● Record extracts:
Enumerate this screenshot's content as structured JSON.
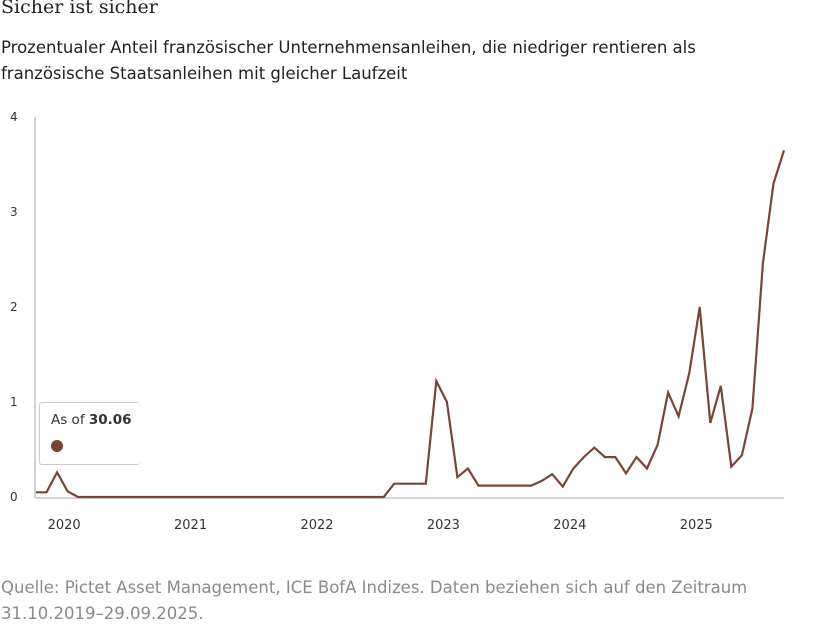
{
  "title": "Sicher ist sicher",
  "subtitle": "Prozentualer Anteil französischer Unternehmensanleihen, die niedriger rentieren als französische Staatsanleihen mit gleicher Laufzeit",
  "footer": "Quelle: Pictet Asset Management, ICE BofA Indizes. Daten beziehen sich auf den Zeitraum 31.10.2019–29.09.2025.",
  "tooltip": {
    "prefix": "As of ",
    "date": "30.06"
  },
  "colors": {
    "line": "#7b4438",
    "axis": "#aaaaaa"
  },
  "chart_data": {
    "type": "line",
    "title": "",
    "xlabel": "",
    "ylabel": "",
    "ylim": [
      0,
      4
    ],
    "y_ticks": [
      "0",
      "1",
      "2",
      "3",
      "4"
    ],
    "x_ticks": [
      "2020",
      "2021",
      "2022",
      "2023",
      "2024",
      "2025"
    ],
    "grid": false,
    "x": [
      "2019-10",
      "2019-11",
      "2019-12",
      "2020-01",
      "2020-02",
      "2020-03",
      "2020-04",
      "2020-05",
      "2020-06",
      "2020-07",
      "2020-08",
      "2020-09",
      "2020-10",
      "2020-11",
      "2020-12",
      "2021-01",
      "2021-02",
      "2021-03",
      "2021-04",
      "2021-05",
      "2021-06",
      "2021-07",
      "2021-08",
      "2021-09",
      "2021-10",
      "2021-11",
      "2021-12",
      "2022-01",
      "2022-02",
      "2022-03",
      "2022-04",
      "2022-05",
      "2022-06",
      "2022-07",
      "2022-08",
      "2022-09",
      "2022-10",
      "2022-11",
      "2022-12",
      "2023-01",
      "2023-02",
      "2023-03",
      "2023-04",
      "2023-05",
      "2023-06",
      "2023-07",
      "2023-08",
      "2023-09",
      "2023-10",
      "2023-11",
      "2023-12",
      "2024-01",
      "2024-02",
      "2024-03",
      "2024-04",
      "2024-05",
      "2024-06",
      "2024-07",
      "2024-08",
      "2024-09",
      "2024-10",
      "2024-11",
      "2024-12",
      "2025-01",
      "2025-02",
      "2025-03",
      "2025-04",
      "2025-05",
      "2025-06",
      "2025-07",
      "2025-08",
      "2025-09"
    ],
    "values": [
      0.05,
      0.05,
      0.26,
      0.06,
      0,
      0,
      0,
      0,
      0,
      0,
      0,
      0,
      0,
      0,
      0,
      0,
      0,
      0,
      0,
      0,
      0,
      0,
      0,
      0,
      0,
      0,
      0,
      0,
      0,
      0,
      0,
      0,
      0,
      0,
      0.14,
      0.14,
      0.14,
      0.14,
      1.22,
      1.0,
      0.21,
      0.3,
      0.12,
      0.12,
      0.12,
      0.12,
      0.12,
      0.12,
      0.17,
      0.24,
      0.11,
      0.3,
      0.42,
      0.52,
      0.42,
      0.42,
      0.25,
      0.42,
      0.3,
      0.55,
      1.1,
      0.85,
      1.3,
      2.0,
      0.78,
      1.17,
      0.32,
      0.44,
      0.93,
      2.46,
      3.3,
      3.65
    ]
  }
}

● What you have to do: Exclude all images and restate the records above word for word.

● Answer to this exercise:
Enumerate this screenshot's content as structured JSON.
{
  "title": "Sicher ist sicher",
  "subtitle": "Prozentualer Anteil französischer Unternehmensanleihen, die niedriger rentieren als französische Staatsanleihen mit gleicher Laufzeit",
  "footer": "Quelle: Pictet Asset Management, ICE BofA Indizes. Daten beziehen sich auf den Zeitraum 31.10.2019–29.09.2025.",
  "tooltip": {
    "prefix": "As of ",
    "date": "30.06"
  },
  "colors": {
    "line": "#7b4438",
    "axis": "#aaaaaa"
  },
  "chart_data": {
    "type": "line",
    "title": "",
    "xlabel": "",
    "ylabel": "",
    "ylim": [
      0,
      4
    ],
    "y_ticks": [
      "0",
      "1",
      "2",
      "3",
      "4"
    ],
    "x_ticks": [
      "2020",
      "2021",
      "2022",
      "2023",
      "2024",
      "2025"
    ],
    "grid": false,
    "x": [
      "2019-10",
      "2019-11",
      "2019-12",
      "2020-01",
      "2020-02",
      "2020-03",
      "2020-04",
      "2020-05",
      "2020-06",
      "2020-07",
      "2020-08",
      "2020-09",
      "2020-10",
      "2020-11",
      "2020-12",
      "2021-01",
      "2021-02",
      "2021-03",
      "2021-04",
      "2021-05",
      "2021-06",
      "2021-07",
      "2021-08",
      "2021-09",
      "2021-10",
      "2021-11",
      "2021-12",
      "2022-01",
      "2022-02",
      "2022-03",
      "2022-04",
      "2022-05",
      "2022-06",
      "2022-07",
      "2022-08",
      "2022-09",
      "2022-10",
      "2022-11",
      "2022-12",
      "2023-01",
      "2023-02",
      "2023-03",
      "2023-04",
      "2023-05",
      "2023-06",
      "2023-07",
      "2023-08",
      "2023-09",
      "2023-10",
      "2023-11",
      "2023-12",
      "2024-01",
      "2024-02",
      "2024-03",
      "2024-04",
      "2024-05",
      "2024-06",
      "2024-07",
      "2024-08",
      "2024-09",
      "2024-10",
      "2024-11",
      "2024-12",
      "2025-01",
      "2025-02",
      "2025-03",
      "2025-04",
      "2025-05",
      "2025-06",
      "2025-07",
      "2025-08",
      "2025-09"
    ],
    "values": [
      0.05,
      0.05,
      0.26,
      0.06,
      0,
      0,
      0,
      0,
      0,
      0,
      0,
      0,
      0,
      0,
      0,
      0,
      0,
      0,
      0,
      0,
      0,
      0,
      0,
      0,
      0,
      0,
      0,
      0,
      0,
      0,
      0,
      0,
      0,
      0,
      0.14,
      0.14,
      0.14,
      0.14,
      1.22,
      1.0,
      0.21,
      0.3,
      0.12,
      0.12,
      0.12,
      0.12,
      0.12,
      0.12,
      0.17,
      0.24,
      0.11,
      0.3,
      0.42,
      0.52,
      0.42,
      0.42,
      0.25,
      0.42,
      0.3,
      0.55,
      1.1,
      0.85,
      1.3,
      2.0,
      0.78,
      1.17,
      0.32,
      0.44,
      0.93,
      2.46,
      3.3,
      3.65
    ]
  }
}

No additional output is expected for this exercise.